* START *

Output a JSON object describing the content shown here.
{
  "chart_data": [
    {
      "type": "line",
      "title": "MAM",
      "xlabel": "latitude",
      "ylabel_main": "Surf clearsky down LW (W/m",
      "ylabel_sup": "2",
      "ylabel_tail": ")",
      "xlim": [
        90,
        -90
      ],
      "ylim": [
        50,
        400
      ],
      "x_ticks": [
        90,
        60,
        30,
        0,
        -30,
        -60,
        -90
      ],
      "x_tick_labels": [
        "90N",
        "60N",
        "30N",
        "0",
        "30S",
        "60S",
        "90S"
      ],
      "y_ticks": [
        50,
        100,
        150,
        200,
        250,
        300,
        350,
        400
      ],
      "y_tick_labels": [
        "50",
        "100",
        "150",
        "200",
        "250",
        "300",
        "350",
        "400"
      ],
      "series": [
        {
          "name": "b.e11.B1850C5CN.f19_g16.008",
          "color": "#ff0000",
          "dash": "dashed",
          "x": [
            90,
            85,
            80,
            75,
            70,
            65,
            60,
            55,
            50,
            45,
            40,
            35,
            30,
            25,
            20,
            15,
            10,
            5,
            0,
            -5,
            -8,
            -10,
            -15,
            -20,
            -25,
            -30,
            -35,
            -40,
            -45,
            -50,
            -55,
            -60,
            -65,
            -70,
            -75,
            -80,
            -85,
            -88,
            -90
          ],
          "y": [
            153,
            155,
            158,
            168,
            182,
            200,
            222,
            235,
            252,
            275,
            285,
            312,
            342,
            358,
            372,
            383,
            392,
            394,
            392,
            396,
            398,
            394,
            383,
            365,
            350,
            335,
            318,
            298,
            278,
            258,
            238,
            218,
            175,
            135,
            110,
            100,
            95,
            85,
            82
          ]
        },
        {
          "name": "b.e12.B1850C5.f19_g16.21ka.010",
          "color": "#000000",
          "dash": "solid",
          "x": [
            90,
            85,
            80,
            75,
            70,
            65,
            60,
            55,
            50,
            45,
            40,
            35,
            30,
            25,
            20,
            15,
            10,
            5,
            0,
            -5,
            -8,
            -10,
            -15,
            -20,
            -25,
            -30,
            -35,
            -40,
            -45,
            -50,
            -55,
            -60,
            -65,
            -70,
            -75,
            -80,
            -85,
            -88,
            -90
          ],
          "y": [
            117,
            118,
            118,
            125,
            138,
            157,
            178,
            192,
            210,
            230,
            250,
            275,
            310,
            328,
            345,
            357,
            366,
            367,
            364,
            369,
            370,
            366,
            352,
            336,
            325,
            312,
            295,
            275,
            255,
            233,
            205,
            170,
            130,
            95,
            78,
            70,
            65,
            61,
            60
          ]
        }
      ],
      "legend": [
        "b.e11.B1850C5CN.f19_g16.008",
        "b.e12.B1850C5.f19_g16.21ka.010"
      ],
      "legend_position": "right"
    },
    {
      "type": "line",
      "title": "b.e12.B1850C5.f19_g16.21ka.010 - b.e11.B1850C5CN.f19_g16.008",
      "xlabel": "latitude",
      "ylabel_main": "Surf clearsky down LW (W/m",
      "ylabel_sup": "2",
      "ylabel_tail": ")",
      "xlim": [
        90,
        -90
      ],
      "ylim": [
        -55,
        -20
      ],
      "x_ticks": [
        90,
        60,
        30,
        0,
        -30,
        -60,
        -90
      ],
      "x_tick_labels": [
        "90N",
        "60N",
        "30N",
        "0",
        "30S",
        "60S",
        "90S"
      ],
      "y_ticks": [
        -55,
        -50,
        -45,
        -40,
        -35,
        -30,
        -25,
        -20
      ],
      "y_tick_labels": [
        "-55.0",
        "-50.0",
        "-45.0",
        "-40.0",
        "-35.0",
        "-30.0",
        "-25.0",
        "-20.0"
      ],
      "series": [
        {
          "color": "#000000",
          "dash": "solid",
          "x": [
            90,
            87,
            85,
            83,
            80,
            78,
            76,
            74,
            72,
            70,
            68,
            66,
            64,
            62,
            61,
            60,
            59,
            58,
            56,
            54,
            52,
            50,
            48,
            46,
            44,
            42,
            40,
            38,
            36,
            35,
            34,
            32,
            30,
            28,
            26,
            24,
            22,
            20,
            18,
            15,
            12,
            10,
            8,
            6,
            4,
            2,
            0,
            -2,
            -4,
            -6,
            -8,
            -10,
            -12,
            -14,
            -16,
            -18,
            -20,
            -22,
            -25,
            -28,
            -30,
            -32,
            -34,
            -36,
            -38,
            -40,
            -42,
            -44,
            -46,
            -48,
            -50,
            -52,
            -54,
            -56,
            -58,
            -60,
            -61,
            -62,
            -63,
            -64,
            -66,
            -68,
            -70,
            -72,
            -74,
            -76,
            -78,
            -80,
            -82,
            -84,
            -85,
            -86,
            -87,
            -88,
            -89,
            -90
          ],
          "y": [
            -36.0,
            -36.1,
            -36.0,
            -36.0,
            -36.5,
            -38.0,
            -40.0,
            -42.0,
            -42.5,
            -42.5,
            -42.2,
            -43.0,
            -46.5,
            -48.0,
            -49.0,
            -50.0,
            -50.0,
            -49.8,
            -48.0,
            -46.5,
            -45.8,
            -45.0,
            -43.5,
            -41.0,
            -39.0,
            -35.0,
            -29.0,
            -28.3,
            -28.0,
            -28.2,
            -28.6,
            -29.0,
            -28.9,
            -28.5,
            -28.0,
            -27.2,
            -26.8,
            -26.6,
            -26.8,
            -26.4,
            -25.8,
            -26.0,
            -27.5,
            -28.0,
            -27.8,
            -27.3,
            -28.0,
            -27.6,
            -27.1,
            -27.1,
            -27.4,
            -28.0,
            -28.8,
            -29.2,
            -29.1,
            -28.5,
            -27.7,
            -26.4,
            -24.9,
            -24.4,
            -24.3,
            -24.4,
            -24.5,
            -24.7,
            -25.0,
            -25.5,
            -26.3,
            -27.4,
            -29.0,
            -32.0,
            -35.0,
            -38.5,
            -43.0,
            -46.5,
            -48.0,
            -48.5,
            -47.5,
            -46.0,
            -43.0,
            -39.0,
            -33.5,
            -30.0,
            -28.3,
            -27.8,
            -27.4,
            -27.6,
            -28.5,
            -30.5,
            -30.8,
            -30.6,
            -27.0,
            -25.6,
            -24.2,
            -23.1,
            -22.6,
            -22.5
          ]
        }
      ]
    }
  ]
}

* END *

DO THIS
Repeat the data precisely, reproducing every entry.

EXERCISE RESPONSE
Output a JSON object describing the content shown here.
{
  "chart_data": [
    {
      "type": "line",
      "title": "MAM",
      "xlabel": "latitude",
      "ylabel_main": "Surf clearsky down LW (W/m",
      "ylabel_sup": "2",
      "ylabel_tail": ")",
      "xlim": [
        90,
        -90
      ],
      "ylim": [
        50,
        400
      ],
      "x_ticks": [
        90,
        60,
        30,
        0,
        -30,
        -60,
        -90
      ],
      "x_tick_labels": [
        "90N",
        "60N",
        "30N",
        "0",
        "30S",
        "60S",
        "90S"
      ],
      "y_ticks": [
        50,
        100,
        150,
        200,
        250,
        300,
        350,
        400
      ],
      "y_tick_labels": [
        "50",
        "100",
        "150",
        "200",
        "250",
        "300",
        "350",
        "400"
      ],
      "series": [
        {
          "name": "b.e11.B1850C5CN.f19_g16.008",
          "color": "#ff0000",
          "dash": "dashed",
          "x": [
            90,
            85,
            80,
            75,
            70,
            65,
            60,
            55,
            50,
            45,
            40,
            35,
            30,
            25,
            20,
            15,
            10,
            5,
            0,
            -5,
            -8,
            -10,
            -15,
            -20,
            -25,
            -30,
            -35,
            -40,
            -45,
            -50,
            -55,
            -60,
            -65,
            -70,
            -75,
            -80,
            -85,
            -88,
            -90
          ],
          "y": [
            153,
            155,
            158,
            168,
            182,
            200,
            222,
            235,
            252,
            275,
            285,
            312,
            342,
            358,
            372,
            383,
            392,
            394,
            392,
            396,
            398,
            394,
            383,
            365,
            350,
            335,
            318,
            298,
            278,
            258,
            238,
            218,
            175,
            135,
            110,
            100,
            95,
            85,
            82
          ]
        },
        {
          "name": "b.e12.B1850C5.f19_g16.21ka.010",
          "color": "#000000",
          "dash": "solid",
          "x": [
            90,
            85,
            80,
            75,
            70,
            65,
            60,
            55,
            50,
            45,
            40,
            35,
            30,
            25,
            20,
            15,
            10,
            5,
            0,
            -5,
            -8,
            -10,
            -15,
            -20,
            -25,
            -30,
            -35,
            -40,
            -45,
            -50,
            -55,
            -60,
            -65,
            -70,
            -75,
            -80,
            -85,
            -88,
            -90
          ],
          "y": [
            117,
            118,
            118,
            125,
            138,
            157,
            178,
            192,
            210,
            230,
            250,
            275,
            310,
            328,
            345,
            357,
            366,
            367,
            364,
            369,
            370,
            366,
            352,
            336,
            325,
            312,
            295,
            275,
            255,
            233,
            205,
            170,
            130,
            95,
            78,
            70,
            65,
            61,
            60
          ]
        }
      ],
      "legend": [
        "b.e11.B1850C5CN.f19_g16.008",
        "b.e12.B1850C5.f19_g16.21ka.010"
      ],
      "legend_position": "right"
    },
    {
      "type": "line",
      "title": "b.e12.B1850C5.f19_g16.21ka.010 - b.e11.B1850C5CN.f19_g16.008",
      "xlabel": "latitude",
      "ylabel_main": "Surf clearsky down LW (W/m",
      "ylabel_sup": "2",
      "ylabel_tail": ")",
      "xlim": [
        90,
        -90
      ],
      "ylim": [
        -55,
        -20
      ],
      "x_ticks": [
        90,
        60,
        30,
        0,
        -30,
        -60,
        -90
      ],
      "x_tick_labels": [
        "90N",
        "60N",
        "30N",
        "0",
        "30S",
        "60S",
        "90S"
      ],
      "y_ticks": [
        -55,
        -50,
        -45,
        -40,
        -35,
        -30,
        -25,
        -20
      ],
      "y_tick_labels": [
        "-55.0",
        "-50.0",
        "-45.0",
        "-40.0",
        "-35.0",
        "-30.0",
        "-25.0",
        "-20.0"
      ],
      "series": [
        {
          "color": "#000000",
          "dash": "solid",
          "x": [
            90,
            87,
            85,
            83,
            80,
            78,
            76,
            74,
            72,
            70,
            68,
            66,
            64,
            62,
            61,
            60,
            59,
            58,
            56,
            54,
            52,
            50,
            48,
            46,
            44,
            42,
            40,
            38,
            36,
            35,
            34,
            32,
            30,
            28,
            26,
            24,
            22,
            20,
            18,
            15,
            12,
            10,
            8,
            6,
            4,
            2,
            0,
            -2,
            -4,
            -6,
            -8,
            -10,
            -12,
            -14,
            -16,
            -18,
            -20,
            -22,
            -25,
            -28,
            -30,
            -32,
            -34,
            -36,
            -38,
            -40,
            -42,
            -44,
            -46,
            -48,
            -50,
            -52,
            -54,
            -56,
            -58,
            -60,
            -61,
            -62,
            -63,
            -64,
            -66,
            -68,
            -70,
            -72,
            -74,
            -76,
            -78,
            -80,
            -82,
            -84,
            -85,
            -86,
            -87,
            -88,
            -89,
            -90
          ],
          "y": [
            -36.0,
            -36.1,
            -36.0,
            -36.0,
            -36.5,
            -38.0,
            -40.0,
            -42.0,
            -42.5,
            -42.5,
            -42.2,
            -43.0,
            -46.5,
            -48.0,
            -49.0,
            -50.0,
            -50.0,
            -49.8,
            -48.0,
            -46.5,
            -45.8,
            -45.0,
            -43.5,
            -41.0,
            -39.0,
            -35.0,
            -29.0,
            -28.3,
            -28.0,
            -28.2,
            -28.6,
            -29.0,
            -28.9,
            -28.5,
            -28.0,
            -27.2,
            -26.8,
            -26.6,
            -26.8,
            -26.4,
            -25.8,
            -26.0,
            -27.5,
            -28.0,
            -27.8,
            -27.3,
            -28.0,
            -27.6,
            -27.1,
            -27.1,
            -27.4,
            -28.0,
            -28.8,
            -29.2,
            -29.1,
            -28.5,
            -27.7,
            -26.4,
            -24.9,
            -24.4,
            -24.3,
            -24.4,
            -24.5,
            -24.7,
            -25.0,
            -25.5,
            -26.3,
            -27.4,
            -29.0,
            -32.0,
            -35.0,
            -38.5,
            -43.0,
            -46.5,
            -48.0,
            -48.5,
            -47.5,
            -46.0,
            -43.0,
            -39.0,
            -33.5,
            -30.0,
            -28.3,
            -27.8,
            -27.4,
            -27.6,
            -28.5,
            -30.5,
            -30.8,
            -30.6,
            -27.0,
            -25.6,
            -24.2,
            -23.1,
            -22.6,
            -22.5
          ]
        }
      ]
    }
  ]
}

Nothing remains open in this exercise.